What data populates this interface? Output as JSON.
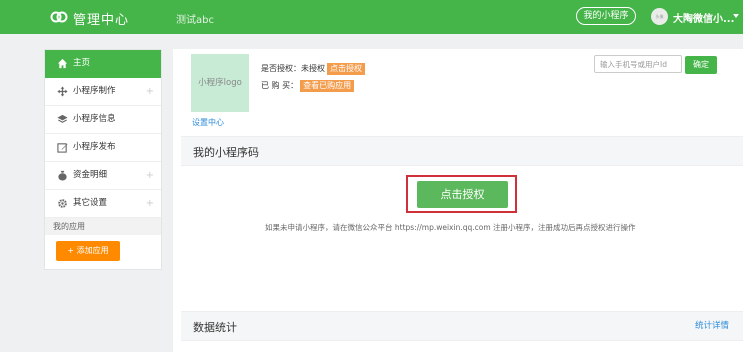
{
  "header": {
    "brand": "管理中心",
    "account": "测试abc",
    "mini_program_button": "我的小程序",
    "avatar_text": "头像",
    "username": "大陶微信小..."
  },
  "sidebar": {
    "items": [
      {
        "label": "主页",
        "icon": "home-icon",
        "active": true
      },
      {
        "label": "小程序制作",
        "icon": "move-icon",
        "expandable": true
      },
      {
        "label": "小程序信息",
        "icon": "layers-icon"
      },
      {
        "label": "小程序发布",
        "icon": "edit-icon"
      },
      {
        "label": "资金明细",
        "icon": "money-bag-icon",
        "expandable": true
      },
      {
        "label": "其它设置",
        "icon": "gear-icon",
        "expandable": true
      }
    ],
    "section_label": "我的应用",
    "add_app_button": "+ 添加应用",
    "expand_glyph": "+"
  },
  "main": {
    "logo_placeholder": "小程序logo",
    "settings_link": "设置中心",
    "authorized_label": "是否授权：未授权",
    "authorize_tag": "点击授权",
    "purchased_label": "已 购 买：",
    "view_purchased_tag": "查看已购应用",
    "search_placeholder": "输入手机号或用户Id",
    "search_value": "",
    "confirm_button": "确定",
    "qrcode_title": "我的小程序码",
    "authorize_button": "点击授权",
    "hint": "如果未申请小程序，请在微信公众平台 https://mp.weixin.qq.com 注册小程序，注册成功后再点授权进行操作",
    "stats_title": "数据统计",
    "stats_detail_link": "统计详情"
  },
  "colors": {
    "brand_green": "#45b449",
    "tag_orange": "#f39c4c",
    "add_button_orange": "#ff8a00",
    "highlight_red": "#d0303a",
    "link_blue": "#2d8cd9"
  }
}
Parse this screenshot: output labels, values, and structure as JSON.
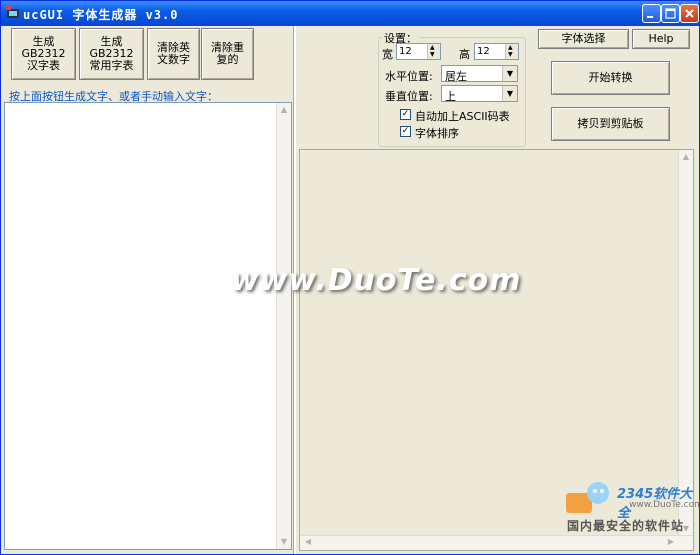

* * *

INSTRUCTION —
All of the entries above should be copied exactly, except for the pictures.

CORRECT ANSWER —
What data populates this interface? Output as JSON.
{
  "header": {
    "brand": "管理中心",
    "account": "测试abc",
    "mini_program_button": "我的小程序",
    "avatar_text": "头像",
    "username": "大陶微信小..."
  },
  "sidebar": {
    "items": [
      {
        "label": "主页",
        "icon": "home-icon",
        "active": true
      },
      {
        "label": "小程序制作",
        "icon": "move-icon",
        "expandable": true
      },
      {
        "label": "小程序信息",
        "icon": "layers-icon"
      },
      {
        "label": "小程序发布",
        "icon": "edit-icon"
      },
      {
        "label": "资金明细",
        "icon": "money-bag-icon",
        "expandable": true
      },
      {
        "label": "其它设置",
        "icon": "gear-icon",
        "expandable": true
      }
    ],
    "section_label": "我的应用",
    "add_app_button": "+ 添加应用",
    "expand_glyph": "+"
  },
  "main": {
    "logo_placeholder": "小程序logo",
    "settings_link": "设置中心",
    "authorized_label": "是否授权：未授权",
    "authorize_tag": "点击授权",
    "purchased_label": "已 购 买：",
    "view_purchased_tag": "查看已购应用",
    "search_placeholder": "输入手机号或用户Id",
    "search_value": "",
    "confirm_button": "确定",
    "qrcode_title": "我的小程序码",
    "authorize_button": "点击授权",
    "hint": "如果未申请小程序，请在微信公众平台 https://mp.weixin.qq.com 注册小程序，注册成功后再点授权进行操作",
    "stats_title": "数据统计",
    "stats_detail_link": "统计详情"
  },
  "colors": {
    "brand_green": "#45b449",
    "tag_orange": "#f39c4c",
    "add_button_orange": "#ff8a00",
    "highlight_red": "#d0303a",
    "link_blue": "#2d8cd9"
  }
}
Parse this screenshot: output labels, values, and structure as JSON.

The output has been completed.